┌─ Exercise materials

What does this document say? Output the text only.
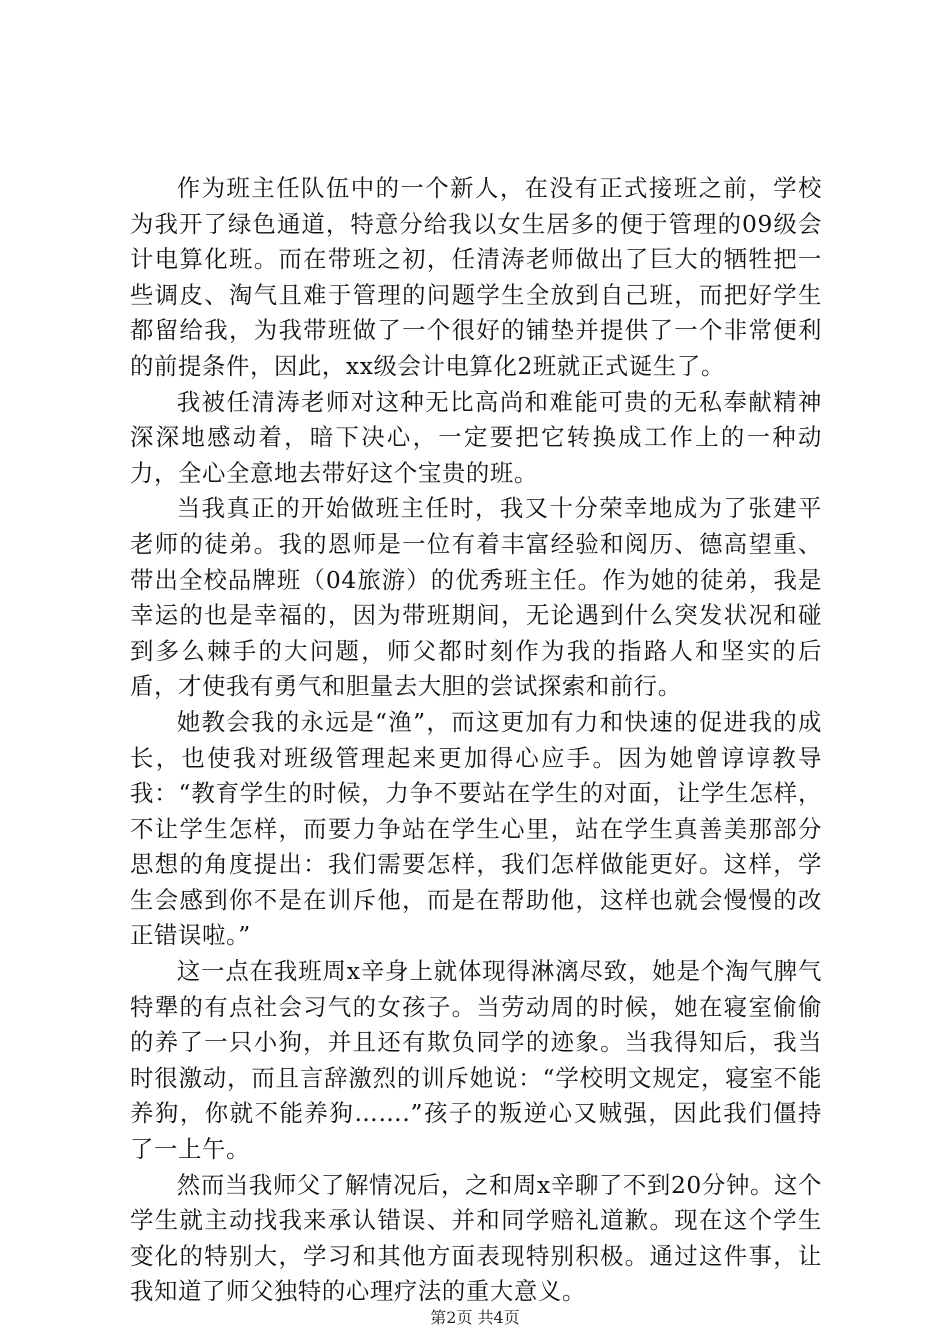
作为班主任队伍中的一个新人，在没有正式接班之前，学校为我开了绿色通道，特意分给我以女生居多的便于管理的09级会计电算化班。而在带班之初，任清涛老师做出了巨大的牺牲把一些调皮、淘气且难于管理的问题学生全放到自己班，而把好学生都留给我，为我带班做了一个很好的铺垫并提供了一个非常便利的前提条件，因此，xx级会计电算化2班就正式诞生了。

我被任清涛老师对这种无比高尚和难能可贵的无私奉献精神深深地感动着，暗下决心，一定要把它转换成工作上的一种动力，全心全意地去带好这个宝贵的班。

当我真正的开始做班主任时，我又十分荣幸地成为了张建平老师的徒弟。我的恩师是一位有着丰富经验和阅历、德高望重、带出全校品牌班（04旅游）的优秀班主任。作为她的徒弟，我是幸运的也是幸福的，因为带班期间，无论遇到什么突发状况和碰到多么棘手的大问题，师父都时刻作为我的指路人和坚实的后盾，才使我有勇气和胆量去大胆的尝试探索和前行。

她教会我的永远是“渔”，而这更加有力和快速的促进我的成长，也使我对班级管理起来更加得心应手。因为她曾谆谆教导我：“教育学生的时候，力争不要站在学生的对面，让学生怎样，不让学生怎样，而要力争站在学生心里，站在学生真善美那部分思想的角度提出：我们需要怎样，我们怎样做能更好。这样，学生会感到你不是在训斥他，而是在帮助他，这样也就会慢慢的改正错误啦。”

这一点在我班周x辛身上就体现得淋漓尽致，她是个淘气脾气特犟的有点社会习气的女孩子。当劳动周的时候，她在寝室偷偷的养了一只小狗，并且还有欺负同学的迹象。当我得知后，我当时很激动，而且言辞激烈的训斥她说：“学校明文规定，寝室不能养狗，你就不能养狗…….”孩子的叛逆心又贼强，因此我们僵持了一上午。

然而当我师父了解情况后，之和周x辛聊了不到20分钟。这个学生就主动找我来承认错误、并和同学赔礼道歉。现在这个学生变化的特别大，学习和其他方面表现特别积极。通过这件事，让我知道了师父独特的心理疗法的重大意义。

第2页 共4页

└─

* Objective *
All of the material above is to be copied exactly, except for its images.

* Exercise answer *
What does this document say? Output the text only.
作为班主任队伍中的一个新人，在没有正式接班之前，学校为我开了绿色通道，特意分给我以女生居多的便于管理的09级会计电算化班。而在带班之初，任清涛老师做出了巨大的牺牲把一些调皮、淘气且难于管理的问题学生全放到自己班，而把好学生都留给我，为我带班做了一个很好的铺垫并提供了一个非常便利的前提条件，因此，xx级会计电算化2班就正式诞生了。

我被任清涛老师对这种无比高尚和难能可贵的无私奉献精神深深地感动着，暗下决心，一定要把它转换成工作上的一种动力，全心全意地去带好这个宝贵的班。

当我真正的开始做班主任时，我又十分荣幸地成为了张建平老师的徒弟。我的恩师是一位有着丰富经验和阅历、德高望重、带出全校品牌班（04旅游）的优秀班主任。作为她的徒弟，我是幸运的也是幸福的，因为带班期间，无论遇到什么突发状况和碰到多么棘手的大问题，师父都时刻作为我的指路人和坚实的后盾，才使我有勇气和胆量去大胆的尝试探索和前行。

她教会我的永远是“渔”，而这更加有力和快速的促进我的成长，也使我对班级管理起来更加得心应手。因为她曾谆谆教导我：“教育学生的时候，力争不要站在学生的对面，让学生怎样，不让学生怎样，而要力争站在学生心里，站在学生真善美那部分思想的角度提出：我们需要怎样，我们怎样做能更好。这样，学生会感到你不是在训斥他，而是在帮助他，这样也就会慢慢的改正错误啦。”

这一点在我班周x辛身上就体现得淋漓尽致，她是个淘气脾气特犟的有点社会习气的女孩子。当劳动周的时候，她在寝室偷偷的养了一只小狗，并且还有欺负同学的迹象。当我得知后，我当时很激动，而且言辞激烈的训斥她说：“学校明文规定，寝室不能养狗，你就不能养狗…….”孩子的叛逆心又贼强，因此我们僵持了一上午。

然而当我师父了解情况后，之和周x辛聊了不到20分钟。这个学生就主动找我来承认错误、并和同学赔礼道歉。现在这个学生变化的特别大，学习和其他方面表现特别积极。通过这件事，让我知道了师父独特的心理疗法的重大意义。

第2页 共4页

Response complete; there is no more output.